— Start DOCUMENT SECTION —
# Quick and Simple Well Water



## BillT (Oct 31, 2011)

I'm about ready to go with a way to get some Fresh Water out of my Well in case of a long Power Outage, other than using a Generator. 

My Well is 165 Ft Deep and I believe I get Water at 140. 

I checked on some Handpumps a while back, but found them to be a little too expensive, especially the ones that work alongside an existing pump.

It seems like a good choice and a simple way would be with a Water Boy Well Bucket. 

Just looking for some last minute opinions and also checking to see if there is anything new out there since my last research. 

Thanks

Bill


----------



## Freyadog (Jan 27, 2010)

Been looking into the same thing but have not come up with anything yet. We do have water that comes out right at the back of the house but wanted something for the well that is at the front of the house.


----------



## BillT (Oct 31, 2011)

Well, it's been 16 days and 126 views and other than Freyadog who is looking for the same info, no replies. 

Maybe I should revise my question to "what are you all doing or have plans on doing for Water back-up"? 

I still like the idea of Water Boy Well Buckets as a simple alternative and any comments on them would be appreciated. 

Thanks

Bill


----------



## hiwall (Jun 15, 2012)

To use that well bucket doesn't your pump have to be removed? If so then hardly "quick and simple".
Have you looked at solar pumps?


----------



## 8thDayStranger (Jan 30, 2013)

I'm no well expert but I'm guessing the old fashioned bucket and rope is going to be the answer if the hand pump doesn't work out.


----------



## cowboyhermit (Nov 10, 2012)

BillT, all of our wells are under 100ft, so I am not in the same situation. 
However I can tell you what we have, (we have a farm and different properties (and livestock) so our situation is complicated.

In one well we have a 110V pump, this can be run with a 1500W generator or larger, it can also be run with a 1500W inverter or larger. The inverter can be run from a vehicle but only intermittently due to the size of the draw, however for every one minute of runtime we get at least a pail of water. We can also run it off of batteries charged by solar or wind.

On another well we have an old fashioned pumpjack, this can be run with a 12V motor, 110V motor, or a gas/diesel/propane small engine. It can also be turned by hand, though this is not that efficient. The pumpjack is what we used to water hundreds of cattle before electricity.

Another one is 12/24v DC submersible diaprahm pump, (shruflo 9300 but there are others), these pumps take an amazingly small amount of power and we are planning to use them more in the future. Retrofitting them to existing wells costs a few bucks and takes time so we haven't gotten to it. A nice thing about these is that batteries are not needed, though often they are used.

We also have a shallow well that can be pumped by hand, this is kinda last resort for us but it works.


----------



## BillT (Oct 31, 2011)
— End DOCUMENT SECTION —
— Start RECORDS —
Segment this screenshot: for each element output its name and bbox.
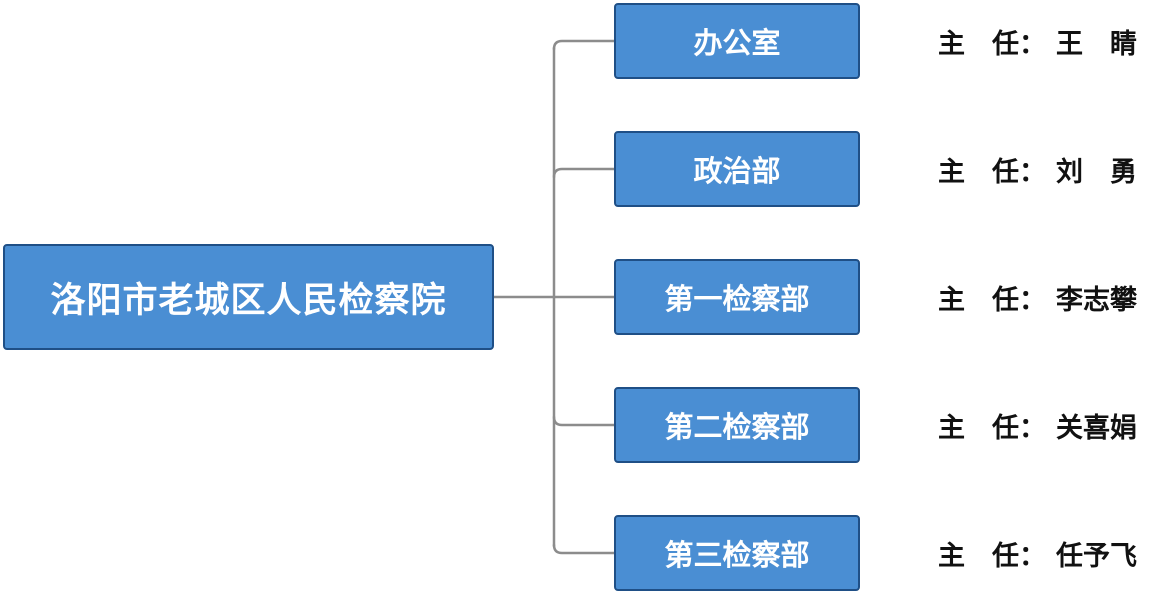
- connector-dept-2: [552, 167, 616, 179]
- dept-node-label: 政治部: [693, 154, 781, 188]
- director-name: 关喜娟: [1056, 412, 1137, 444]
- dept-node-label: 办公室: [693, 26, 781, 60]
- director-political: 主 任： 刘 勇: [938, 131, 1137, 207]
- director-role-label: 主 任：: [938, 412, 1046, 444]
- dept-node-label: 第三检察部: [664, 538, 810, 572]
- dept-node-political: 政治部: [614, 131, 860, 207]
- director-role-label: 主 任：: [938, 284, 1046, 316]
- director-procuratorate-1: 主 任： 李志攀: [938, 259, 1137, 335]
- dept-node-procuratorate-2: 第二检察部: [614, 387, 860, 463]
- root-node: 洛阳市老城区人民检察院: [3, 244, 494, 350]
- dept-node-procuratorate-1: 第一检察部: [614, 259, 860, 335]
- director-name: 李志攀: [1056, 284, 1137, 316]
- director-name: 王 睛: [1056, 28, 1137, 60]
- director-procuratorate-2: 主 任： 关喜娟: [938, 387, 1137, 463]
- connector-dept-4: [552, 415, 616, 427]
- dept-node-label: 第二检察部: [664, 410, 810, 444]
- director-office: 主 任： 王 睛: [938, 3, 1137, 79]
- director-role-label: 主 任：: [938, 540, 1046, 572]
- director-name: 任予飞: [1056, 540, 1137, 572]
- connector-dept-5: [552, 543, 616, 555]
- dept-node-office: 办公室: [614, 3, 860, 79]
- director-name: 刘 勇: [1056, 156, 1137, 188]
- director-procuratorate-3: 主 任： 任予飞: [938, 515, 1137, 591]
- root-node-label: 洛阳市老城区人民检察院: [50, 280, 447, 321]
- director-role-label: 主 任：: [938, 156, 1046, 188]
- dept-node-label: 第一检察部: [664, 282, 810, 316]
- connector-dept-1: [552, 39, 616, 51]
- dept-node-procuratorate-3: 第三检察部: [614, 515, 860, 591]
- director-role-label: 主 任：: [938, 28, 1046, 60]
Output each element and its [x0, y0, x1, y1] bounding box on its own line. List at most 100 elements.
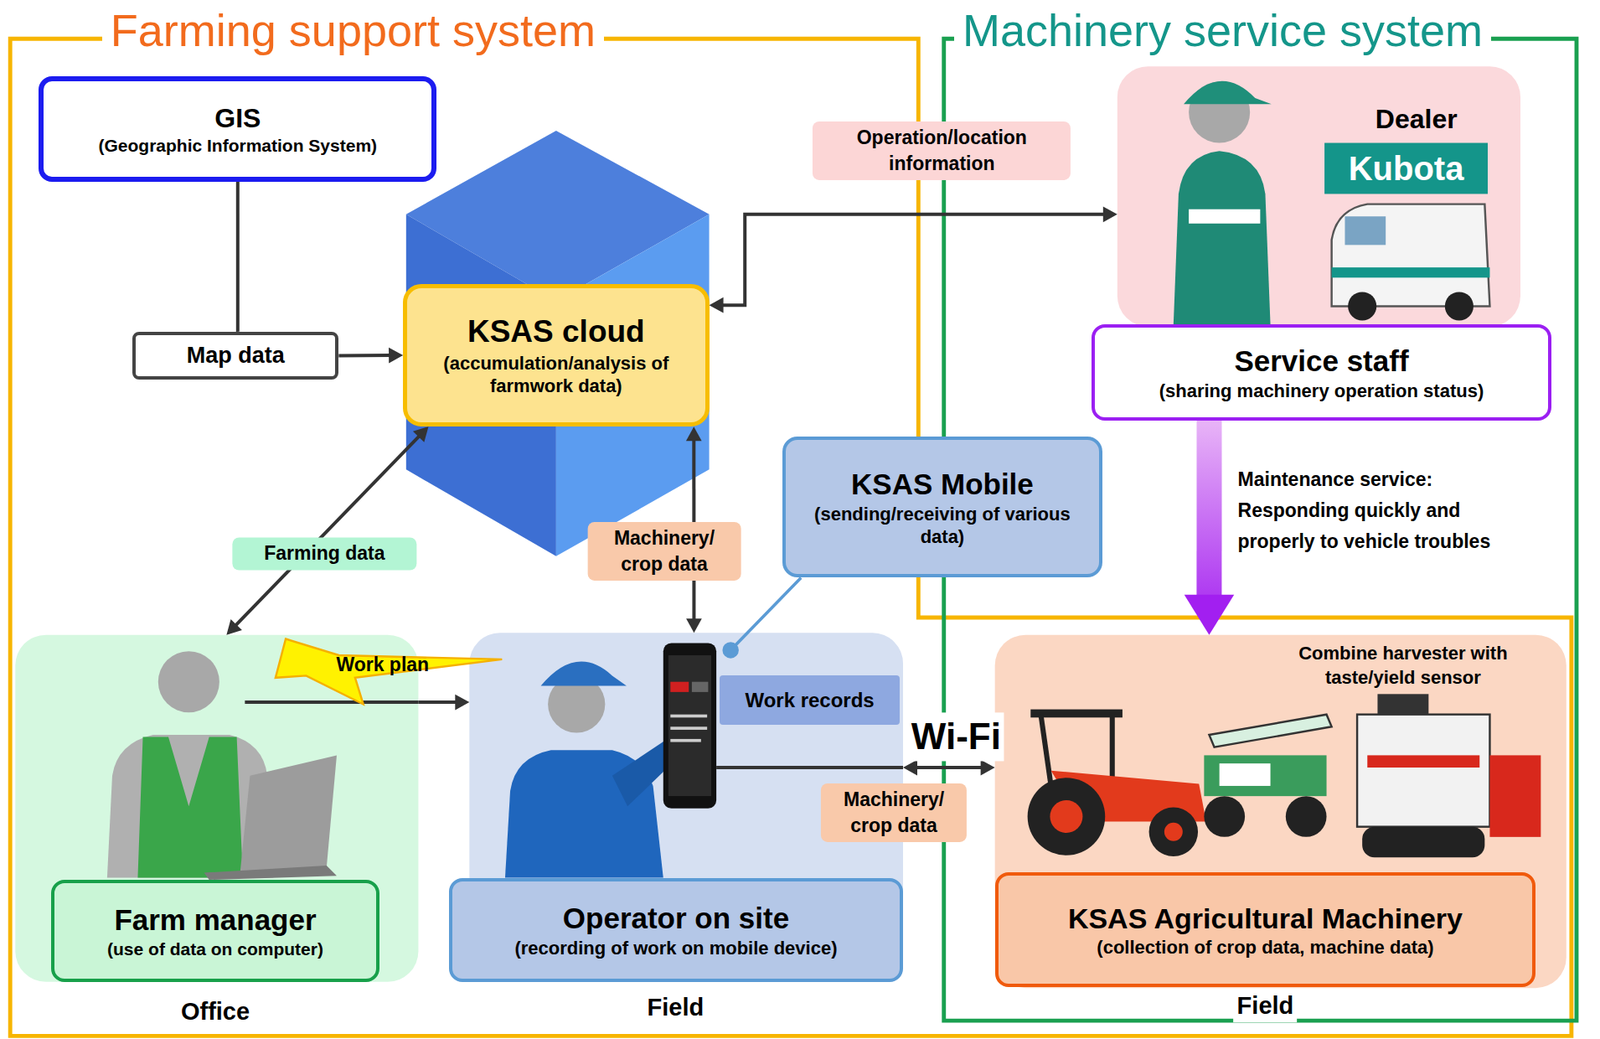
farm-manager-figure — [239, 754, 337, 876]
arrow-head — [709, 297, 724, 314]
machinery-figure — [1027, 777, 1106, 856]
machinery-figure — [1219, 763, 1271, 786]
data-box: Map data — [132, 331, 339, 380]
connector — [418, 694, 470, 711]
machinery-figure — [1203, 795, 1245, 837]
arrow-head — [980, 759, 996, 776]
machinery-figure — [1164, 822, 1183, 842]
connector-line — [418, 700, 458, 704]
arrow-head — [412, 426, 429, 443]
connector — [338, 347, 403, 364]
work-plan-bolt — [275, 639, 502, 705]
farm-manager-figure — [158, 650, 220, 713]
node-subtext: (collection of crop data, machine data) — [1096, 935, 1434, 960]
operator-figure — [670, 714, 708, 718]
node-subtext: (sending/receiving of various data) — [795, 502, 1089, 549]
machinery-figure — [1049, 800, 1083, 833]
node-heading: KSAS Agricultural Machinery — [1068, 900, 1463, 937]
service-staff-figure — [1324, 143, 1488, 195]
arrow-head — [686, 426, 702, 441]
service-arrow — [1184, 420, 1235, 635]
screen-tag: Work records — [719, 675, 901, 724]
operator-figure — [663, 642, 717, 808]
operator-figure — [716, 765, 904, 770]
operator-figure — [541, 661, 627, 687]
actor-panel: Farm manager(use of data on computer) — [15, 634, 419, 982]
actor-panel: Service staff(sharing machinery operatio… — [1117, 66, 1521, 421]
connector-line — [914, 765, 984, 770]
node-heading: Map data — [186, 341, 285, 371]
farm-manager-figure — [107, 650, 419, 880]
service-staff-figure — [1173, 150, 1271, 325]
edge-label: Maintenance service: Responding quickly … — [1238, 464, 1529, 557]
label-box: Operator on site(recording of work on mo… — [449, 877, 904, 982]
operator-figure — [668, 655, 712, 796]
node-heading: Operator on site — [562, 899, 790, 937]
connector — [237, 181, 238, 332]
operator-figure — [670, 726, 708, 730]
illustration-layer — [10, 38, 1577, 1036]
machinery-figure — [1367, 754, 1480, 768]
edge-label: Work plan — [305, 649, 460, 682]
operator-figure — [730, 577, 801, 650]
machinery-figure — [1208, 714, 1332, 748]
machinery-figure — [1040, 714, 1051, 786]
node-subtext: (accumulation/analysis of farmwork data) — [417, 351, 695, 398]
panel-background — [1117, 66, 1521, 327]
panel-background — [15, 66, 1567, 988]
panel-background — [995, 634, 1567, 988]
label-box: KSAS Agricultural Machinery(collection o… — [995, 872, 1537, 986]
arrow-head — [454, 694, 470, 711]
arrow-head — [1103, 206, 1118, 222]
region-title: Farming support system — [102, 5, 604, 56]
operator-figure — [670, 681, 689, 692]
machinery-figure — [1285, 795, 1327, 837]
text-label: Field — [1233, 990, 1298, 1022]
connector-line — [720, 214, 1106, 305]
service-staff-figure — [1331, 204, 1491, 307]
arrow-head — [388, 347, 403, 364]
app-box: KSAS Mobile(sending/receiving of various… — [782, 436, 1102, 578]
service-staff-figure — [1188, 209, 1260, 224]
edge-label: Operation/location information — [812, 121, 1071, 181]
region-title: Machinery service system — [954, 5, 1492, 56]
work-plan-bolt — [275, 639, 502, 705]
machinery-figure — [1203, 754, 1327, 796]
connector-line — [234, 434, 421, 627]
region-outline — [10, 38, 1572, 1036]
text-label: Wi-Fi — [908, 712, 1005, 761]
service-staff-figure — [1173, 81, 1491, 326]
edge-label: Farming data — [232, 537, 417, 571]
machinery-figure — [1027, 693, 1542, 857]
service-staff-figure — [1347, 291, 1377, 320]
text-label: Combine harvester with taste/yield senso… — [1264, 642, 1541, 691]
machinery-figure — [1030, 709, 1123, 718]
region-outline — [10, 38, 1577, 1036]
node-subtext: (use of data on computer) — [107, 938, 324, 960]
node-subtext: (recording of work on mobile device) — [514, 936, 837, 960]
farm-manager-figure — [137, 736, 243, 878]
service-staff-figure — [1344, 216, 1386, 245]
service-staff-figure — [1331, 267, 1491, 278]
node-heading: Work records — [744, 687, 874, 713]
farm-manager-figure — [244, 700, 419, 704]
system-region: Machinery service systemService staff(sh… — [944, 38, 1577, 1021]
service-staff-figure — [1183, 81, 1272, 105]
machinery-figure — [1362, 826, 1485, 858]
machinery-figure — [1357, 714, 1490, 827]
node-heading: Service staff — [1233, 342, 1409, 380]
connector — [709, 206, 1118, 313]
text-label: Office — [180, 996, 250, 1029]
label-box: Farm manager(use of data on computer) — [51, 879, 380, 982]
label-box: Service staff(sharing machinery operatio… — [1091, 324, 1551, 421]
arrow-head — [226, 619, 243, 635]
arrow-head — [686, 618, 702, 633]
node-heading: KSAS cloud — [467, 312, 646, 351]
node-subtext: (sharing machinery operation status) — [1159, 379, 1485, 403]
info-box: GIS(Geographic Information System) — [38, 76, 437, 181]
node-heading: KSAS Mobile — [851, 465, 1034, 503]
machinery-figure — [1109, 714, 1115, 781]
edge-label: Machinery/ crop data — [588, 521, 742, 581]
cloud-box: KSAS cloud(accumulation/analysis of farm… — [402, 283, 709, 428]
— End RECORDS —
== CHALLENGE ==
Continue the forum thread about drawing well water during a power outage from the point where it stops.

== RESULT OF THE TASK ==
hiwall said:


> To use that well bucket doesn't your pump have to be removed? If so then hardly "quick and simple".
> Have you looked at solar pumps?


Appreciate the reply.

True, I would have to remove my pump first, but what other system would not have to be removed first without having a very expensive system?

It's been months back since I have researched it, but the only good system I could find out there, that I could use alongside my present system, was going to cost a minimum of $2000 and that would be with me doing a good part of the work.

Solar sounds good, but wouldn't that be an instead of? rather than a back-up? Also I haven't checked into pricing, but Solar sounds expensive.

I'm pretty happy with my present electrical pump, but need something for a back-up, other than a generator, if we lose our power for days at a time, if not longer.

Bill


----------



## BillT (Oct 31, 2011)

8thDayStranger said:


> I'm no well expert but I'm guessing the old fashioned bucket and rope is going to be the answer if the hand pump doesn't work out.


If I had an old type 3 or 4 Ft Wide Well, that might not be a bad idea, but I have a standard 6 or 8 Inch Well Pipe. A Water Boy Well Bucket would actually work wonders in comparison.

Bill


----------



## BillT (Oct 31, 2011)

cowboyhermit, 

Appreciate the reply. 

I'll have to check into some of those suggestions. Some of them may help, but what I am really looking for is something pretty much all mechanical. I'm trying to find a way without having to rely on any type of electric, battery, or fuel other than possibly Solar. 

I'm too deep for an old type Hand Pump. I have looked into Foot Valve Pumps, but they are not really a temporary thing. 

Other than any other new mechanical type suggestions, wondering if anyone out there has used the Water Boy Well Buckets and how do you like them?

Bill


----------



## BillT (Oct 31, 2011)

I may also reconsider a Flojac. Although it would be somewhat of an inconvenient temporary as they require you to glue the pipes together after determining your water depth. My other problem is my system is in a Pump House. It is about a 6 X 8 Ft Building with about a 7 Ft Ceiling. According to the video though, it looks like the pipe would be flexible enough to clear my tight clearances.

Bill


----------



## Tirediron (Jul 12, 2010)

A small check valve with a light spring threaded to the end of some stiff plastic pipe, flexable enough to make the bend required to fit into your well house and small enough to fit along side your existing well pipe, insert into the well to about 5 feet past water depth, raise it 3 feet, lower it again repeat until water comes out the top. the pipe has to be small enough so that the water column does not get too heavy to lift. You can also get 
http://www.niemiwellpumps.com/THE-PUMPS/Hand-Pump.html 
these are fairly small and designed to fit beside the existing well pipe
this link is from my local dealer, you can probably find a dealer near you.


----------



## LincTex (Apr 1, 2011)

BillT said:


> My other problem is my system is in a Pump House. It is about a 6 X 8 Ft Building with about a 7 Ft Ceiling.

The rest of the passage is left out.